## EXERCISE OBJECTIVE
Extract the text of every entry below exactly; leave images out.
::::::::::
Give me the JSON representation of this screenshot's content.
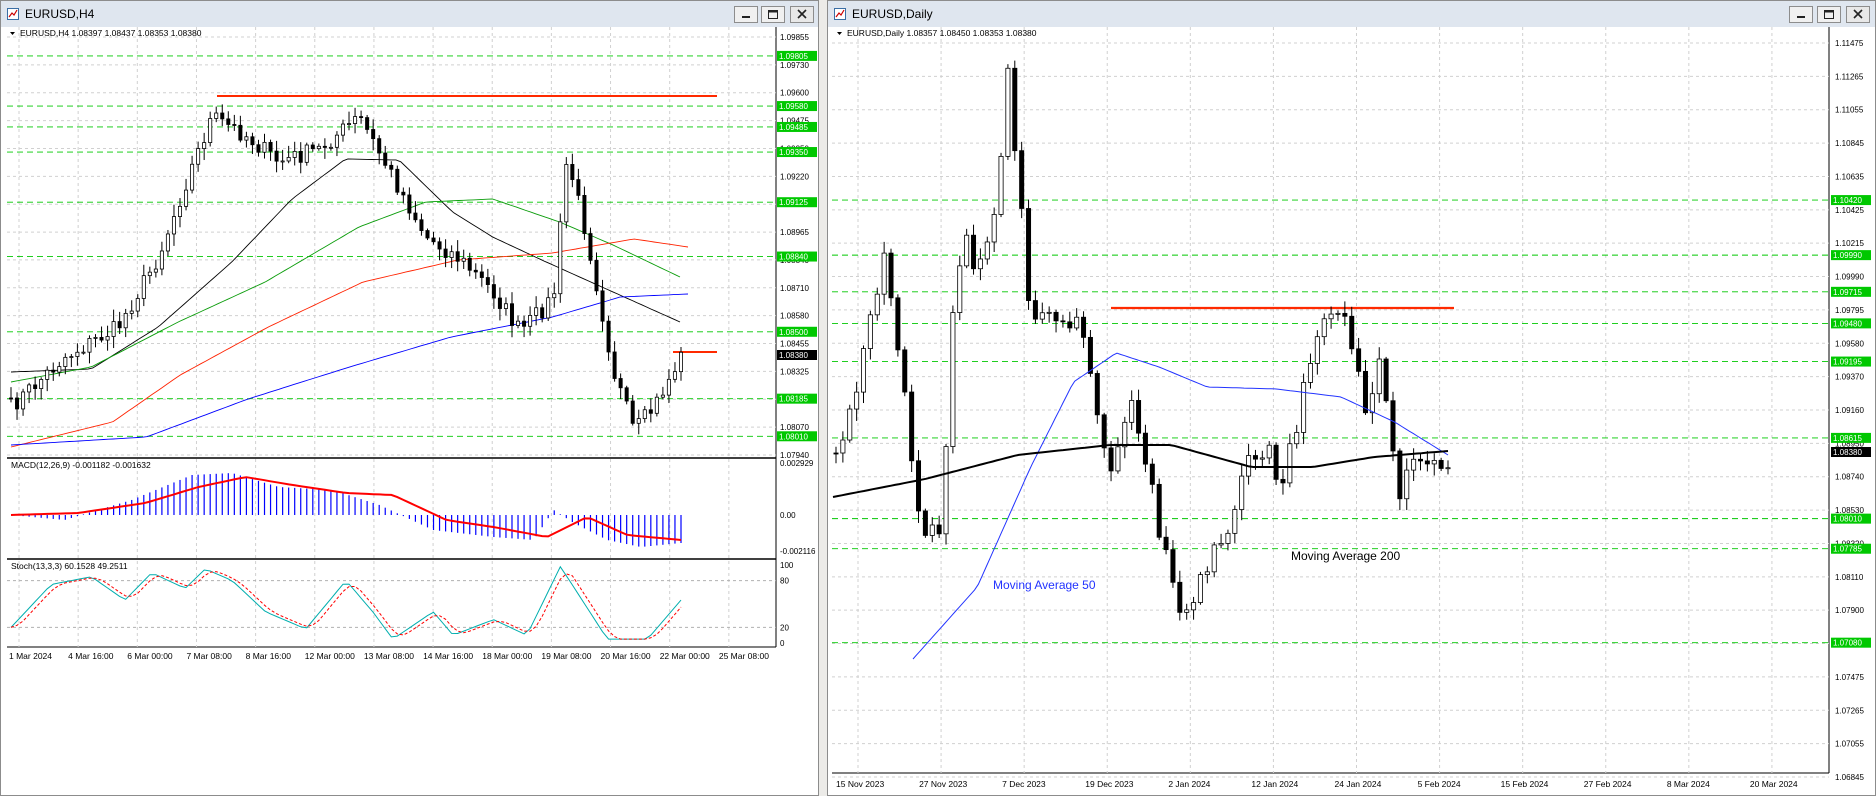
{
  "h4": {
    "window_title": "EURUSD,H4",
    "info": "EURUSD,H4  1.08397 1.08437 1.08353 1.08380",
    "macd_label": "MACD(12,26,9) -0.001182 -0.001632",
    "stoch_label": "Stoch(13,3,3) 60.1528 49.2511",
    "price_ticks": [
      "1.09855",
      "1.09730",
      "1.09600",
      "1.09475",
      "1.09350",
      "1.09220",
      "1.09090",
      "1.08965",
      "1.08840",
      "1.08710",
      "1.08580",
      "1.08455",
      "1.08325",
      "1.08200",
      "1.08070",
      "1.07940"
    ],
    "green_levels": [
      "1.09805",
      "1.09580",
      "1.09485",
      "1.09350",
      "1.09125",
      "1.08840",
      "1.08500",
      "1.08185",
      "1.08010"
    ],
    "current_price": "1.08380",
    "macd_ticks": [
      "0.002929",
      "0.00",
      "-0.002116"
    ],
    "stoch_ticks": [
      "100",
      "80",
      "20",
      "0"
    ],
    "time_labels": [
      "1 Mar 2024",
      "4 Mar 16:00",
      "6 Mar 00:00",
      "7 Mar 08:00",
      "8 Mar 16:00",
      "12 Mar 00:00",
      "13 Mar 08:00",
      "14 Mar 16:00",
      "18 Mar 00:00",
      "19 Mar 08:00",
      "20 Mar 16:00",
      "22 Mar 00:00",
      "25 Mar 08:00"
    ],
    "colors": {
      "resistance": "#ff2a00",
      "ma_black": "#000000",
      "ma_green": "#0a9c0a",
      "ma_red": "#ff2200",
      "ma_blue": "#0000ff",
      "macd_hist": "#0000ff",
      "macd_signal": "#ff0000",
      "stoch_main": "#00aeae",
      "stoch_signal": "#ff0000",
      "level_green": "#00c800"
    }
  },
  "daily": {
    "window_title": "EURUSD,Daily",
    "info": "EURUSD,Daily  1.08357 1.08450 1.08353 1.08380",
    "price_ticks": [
      "1.11475",
      "1.11265",
      "1.11055",
      "1.10845",
      "1.10635",
      "1.10425",
      "1.10215",
      "1.09990",
      "1.09795",
      "1.09580",
      "1.09370",
      "1.09160",
      "1.08950",
      "1.08740",
      "1.08530",
      "1.08320",
      "1.08110",
      "1.07900",
      "1.07685",
      "1.07475",
      "1.07265",
      "1.07055",
      "1.06845"
    ],
    "green_levels": [
      "1.10420",
      "1.09990",
      "1.09715",
      "1.09480",
      "1.09195",
      "1.08615",
      "1.08010",
      "1.07785",
      "1.07080"
    ],
    "current_price": "1.08380",
    "time_labels": [
      "15 Nov 2023",
      "27 Nov 2023",
      "7 Dec 2023",
      "19 Dec 2023",
      "2 Jan 2024",
      "12 Jan 2024",
      "24 Jan 2024",
      "5 Feb 2024",
      "15 Feb 2024",
      "27 Feb 2024",
      "8 Mar 2024",
      "20 Mar 2024"
    ],
    "label_ma50": "Moving Average 50",
    "label_ma200": "Moving Average 200",
    "colors": {
      "resistance": "#ff2a00",
      "ma50": "#2233ff",
      "ma200": "#000000",
      "level_green": "#00c800"
    }
  }
}
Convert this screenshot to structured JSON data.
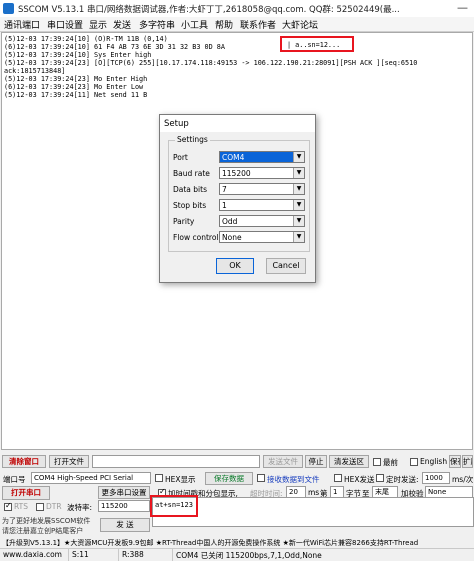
::::::::::
## FINISHED EXERCISE
Give me the JSON representation of this screenshot's content.
{
  "h4": {
    "window_title": "EURUSD,H4",
    "info": "EURUSD,H4  1.08397 1.08437 1.08353 1.08380",
    "macd_label": "MACD(12,26,9) -0.001182 -0.001632",
    "stoch_label": "Stoch(13,3,3) 60.1528 49.2511",
    "price_ticks": [
      "1.09855",
      "1.09730",
      "1.09600",
      "1.09475",
      "1.09350",
      "1.09220",
      "1.09090",
      "1.08965",
      "1.08840",
      "1.08710",
      "1.08580",
      "1.08455",
      "1.08325",
      "1.08200",
      "1.08070",
      "1.07940"
    ],
    "green_levels": [
      "1.09805",
      "1.09580",
      "1.09485",
      "1.09350",
      "1.09125",
      "1.08840",
      "1.08500",
      "1.08185",
      "1.08010"
    ],
    "current_price": "1.08380",
    "macd_ticks": [
      "0.002929",
      "0.00",
      "-0.002116"
    ],
    "stoch_ticks": [
      "100",
      "80",
      "20",
      "0"
    ],
    "time_labels": [
      "1 Mar 2024",
      "4 Mar 16:00",
      "6 Mar 00:00",
      "7 Mar 08:00",
      "8 Mar 16:00",
      "12 Mar 00:00",
      "13 Mar 08:00",
      "14 Mar 16:00",
      "18 Mar 00:00",
      "19 Mar 08:00",
      "20 Mar 16:00",
      "22 Mar 00:00",
      "25 Mar 08:00"
    ],
    "colors": {
      "resistance": "#ff2a00",
      "ma_black": "#000000",
      "ma_green": "#0a9c0a",
      "ma_red": "#ff2200",
      "ma_blue": "#0000ff",
      "macd_hist": "#0000ff",
      "macd_signal": "#ff0000",
      "stoch_main": "#00aeae",
      "stoch_signal": "#ff0000",
      "level_green": "#00c800"
    }
  },
  "daily": {
    "window_title": "EURUSD,Daily",
    "info": "EURUSD,Daily  1.08357 1.08450 1.08353 1.08380",
    "price_ticks": [
      "1.11475",
      "1.11265",
      "1.11055",
      "1.10845",
      "1.10635",
      "1.10425",
      "1.10215",
      "1.09990",
      "1.09795",
      "1.09580",
      "1.09370",
      "1.09160",
      "1.08950",
      "1.08740",
      "1.08530",
      "1.08320",
      "1.08110",
      "1.07900",
      "1.07685",
      "1.07475",
      "1.07265",
      "1.07055",
      "1.06845"
    ],
    "green_levels": [
      "1.10420",
      "1.09990",
      "1.09715",
      "1.09480",
      "1.09195",
      "1.08615",
      "1.08010",
      "1.07785",
      "1.07080"
    ],
    "current_price": "1.08380",
    "time_labels": [
      "15 Nov 2023",
      "27 Nov 2023",
      "7 Dec 2023",
      "19 Dec 2023",
      "2 Jan 2024",
      "12 Jan 2024",
      "24 Jan 2024",
      "5 Feb 2024",
      "15 Feb 2024",
      "27 Feb 2024",
      "8 Mar 2024",
      "20 Mar 2024"
    ],
    "label_ma50": "Moving Average 50",
    "label_ma200": "Moving Average 200",
    "colors": {
      "resistance": "#ff2a00",
      "ma50": "#2233ff",
      "ma200": "#000000",
      "level_green": "#00c800"
    }
  }
}
Convert this screenshot to structured JSON data.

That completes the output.